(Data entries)
- - - - -
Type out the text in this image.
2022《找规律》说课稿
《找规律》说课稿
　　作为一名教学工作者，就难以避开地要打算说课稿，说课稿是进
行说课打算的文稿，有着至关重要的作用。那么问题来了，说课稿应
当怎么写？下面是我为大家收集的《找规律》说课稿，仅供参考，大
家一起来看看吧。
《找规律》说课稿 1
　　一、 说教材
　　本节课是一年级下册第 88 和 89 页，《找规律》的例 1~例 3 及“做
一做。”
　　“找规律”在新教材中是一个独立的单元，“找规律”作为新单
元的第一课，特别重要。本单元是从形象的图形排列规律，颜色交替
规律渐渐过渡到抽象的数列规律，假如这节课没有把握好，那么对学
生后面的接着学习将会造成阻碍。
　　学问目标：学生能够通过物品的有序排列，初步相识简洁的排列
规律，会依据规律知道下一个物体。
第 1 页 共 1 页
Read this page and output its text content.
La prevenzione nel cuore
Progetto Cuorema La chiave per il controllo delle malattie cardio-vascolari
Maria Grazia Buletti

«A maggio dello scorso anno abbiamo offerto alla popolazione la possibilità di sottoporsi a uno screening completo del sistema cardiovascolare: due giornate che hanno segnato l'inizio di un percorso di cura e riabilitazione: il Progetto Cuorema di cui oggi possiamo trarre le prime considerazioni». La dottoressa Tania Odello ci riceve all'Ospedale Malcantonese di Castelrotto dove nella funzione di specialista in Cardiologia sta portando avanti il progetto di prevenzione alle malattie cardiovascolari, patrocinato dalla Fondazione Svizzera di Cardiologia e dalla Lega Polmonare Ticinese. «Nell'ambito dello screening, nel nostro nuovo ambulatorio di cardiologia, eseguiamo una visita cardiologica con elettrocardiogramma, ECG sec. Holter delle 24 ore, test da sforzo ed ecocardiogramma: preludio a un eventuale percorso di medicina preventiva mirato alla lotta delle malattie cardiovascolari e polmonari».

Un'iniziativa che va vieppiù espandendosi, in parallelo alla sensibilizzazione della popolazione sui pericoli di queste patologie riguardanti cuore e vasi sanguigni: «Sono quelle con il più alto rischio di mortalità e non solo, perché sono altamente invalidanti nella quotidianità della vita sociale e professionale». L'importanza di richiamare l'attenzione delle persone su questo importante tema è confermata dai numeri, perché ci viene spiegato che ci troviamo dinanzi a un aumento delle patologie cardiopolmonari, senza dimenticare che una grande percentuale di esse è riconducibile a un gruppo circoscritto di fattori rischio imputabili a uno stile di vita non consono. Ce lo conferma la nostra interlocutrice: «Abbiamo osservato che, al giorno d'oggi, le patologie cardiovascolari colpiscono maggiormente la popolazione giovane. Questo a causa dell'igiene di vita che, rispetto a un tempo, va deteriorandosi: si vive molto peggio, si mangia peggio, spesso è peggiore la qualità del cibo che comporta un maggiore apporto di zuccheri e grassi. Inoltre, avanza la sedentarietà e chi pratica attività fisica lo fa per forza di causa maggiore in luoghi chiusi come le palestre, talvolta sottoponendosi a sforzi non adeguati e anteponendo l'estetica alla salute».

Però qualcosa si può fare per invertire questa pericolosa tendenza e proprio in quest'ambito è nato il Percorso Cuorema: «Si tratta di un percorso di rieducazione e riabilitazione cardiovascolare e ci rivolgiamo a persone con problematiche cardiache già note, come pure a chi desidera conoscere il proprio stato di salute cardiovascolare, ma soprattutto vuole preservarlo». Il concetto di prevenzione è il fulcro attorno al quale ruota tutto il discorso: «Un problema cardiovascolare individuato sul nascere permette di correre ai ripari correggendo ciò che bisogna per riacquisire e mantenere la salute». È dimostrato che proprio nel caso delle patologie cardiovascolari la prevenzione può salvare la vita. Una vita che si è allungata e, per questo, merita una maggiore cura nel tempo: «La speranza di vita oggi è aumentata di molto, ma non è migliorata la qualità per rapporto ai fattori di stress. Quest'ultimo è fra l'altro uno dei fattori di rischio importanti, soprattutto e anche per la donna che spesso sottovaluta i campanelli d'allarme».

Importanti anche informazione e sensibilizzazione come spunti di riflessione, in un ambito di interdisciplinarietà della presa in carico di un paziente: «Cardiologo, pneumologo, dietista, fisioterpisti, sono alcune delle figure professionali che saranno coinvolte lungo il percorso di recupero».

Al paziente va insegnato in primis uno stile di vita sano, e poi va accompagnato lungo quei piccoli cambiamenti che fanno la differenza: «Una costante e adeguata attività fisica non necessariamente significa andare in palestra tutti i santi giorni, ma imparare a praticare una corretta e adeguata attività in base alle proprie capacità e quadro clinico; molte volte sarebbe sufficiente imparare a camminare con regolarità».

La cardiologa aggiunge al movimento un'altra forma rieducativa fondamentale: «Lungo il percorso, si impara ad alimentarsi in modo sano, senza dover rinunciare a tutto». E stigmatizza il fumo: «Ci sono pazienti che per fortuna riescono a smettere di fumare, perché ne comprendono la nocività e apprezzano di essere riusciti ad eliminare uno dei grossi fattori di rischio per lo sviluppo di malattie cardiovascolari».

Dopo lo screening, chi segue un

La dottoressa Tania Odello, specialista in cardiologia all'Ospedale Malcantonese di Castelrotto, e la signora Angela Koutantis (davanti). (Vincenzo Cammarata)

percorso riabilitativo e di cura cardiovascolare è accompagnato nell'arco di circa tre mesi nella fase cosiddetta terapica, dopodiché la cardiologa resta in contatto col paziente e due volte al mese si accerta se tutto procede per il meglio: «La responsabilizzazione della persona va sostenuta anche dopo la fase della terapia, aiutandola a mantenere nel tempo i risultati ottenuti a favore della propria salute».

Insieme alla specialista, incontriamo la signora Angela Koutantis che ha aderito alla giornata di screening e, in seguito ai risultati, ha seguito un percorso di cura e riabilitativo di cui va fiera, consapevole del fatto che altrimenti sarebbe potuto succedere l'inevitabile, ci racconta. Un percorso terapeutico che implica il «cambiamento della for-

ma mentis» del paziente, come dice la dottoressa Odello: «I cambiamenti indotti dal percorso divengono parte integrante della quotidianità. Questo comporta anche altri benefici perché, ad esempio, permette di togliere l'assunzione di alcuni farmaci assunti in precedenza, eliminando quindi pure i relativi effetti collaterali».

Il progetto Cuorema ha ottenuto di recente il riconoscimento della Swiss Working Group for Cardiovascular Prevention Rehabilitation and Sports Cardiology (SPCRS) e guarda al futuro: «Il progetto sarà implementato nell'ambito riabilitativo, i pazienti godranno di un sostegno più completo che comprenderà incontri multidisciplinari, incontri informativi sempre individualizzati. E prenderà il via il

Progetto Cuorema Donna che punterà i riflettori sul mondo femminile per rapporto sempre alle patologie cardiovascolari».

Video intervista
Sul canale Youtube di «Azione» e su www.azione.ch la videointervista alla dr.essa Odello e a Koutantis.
- - - - -
• Goal of the exercise: Select the lines that carry the string "Ospedale" and copy them.

• Task output:
«A maggio dello scorso anno abbiamo offerto alla popolazione la possibilità di sottoporsi a uno screening completo del sistema cardiovascolare: due giornate che hanno segnato l'inizio di un percorso di cura e riabilitazione: il Progetto Cuorema di cui oggi possiamo trarre le prime considerazioni». La dottoressa Tania Odello ci riceve all'Ospedale Malcantonese di Castelrotto dove nella funzione di specialista in Cardiologia sta portando avanti il progetto di prevenzione alle malattie cardiovascolari, patrocinato dalla Fondazione Svizzera di Cardiologia e dalla Lega Polmonare Ticinese. «Nell'ambito dello screening, nel nostro nuovo ambulatorio di cardiologia, eseguiamo una visita cardiologica con elettrocardiogramma, ECG sec. Holter delle 24 ore, test da sforzo ed ecocardiogramma: preludio a un eventuale percorso di medicina preventiva mirato alla lotta delle malattie cardiovascolari e polmonari».
La dottoressa Tania Odello, specialista in cardiologia all'Ospedale Malcantonese di Castelrotto, e la signora Angela Koutantis (davanti). (Vincenzo Cammarata)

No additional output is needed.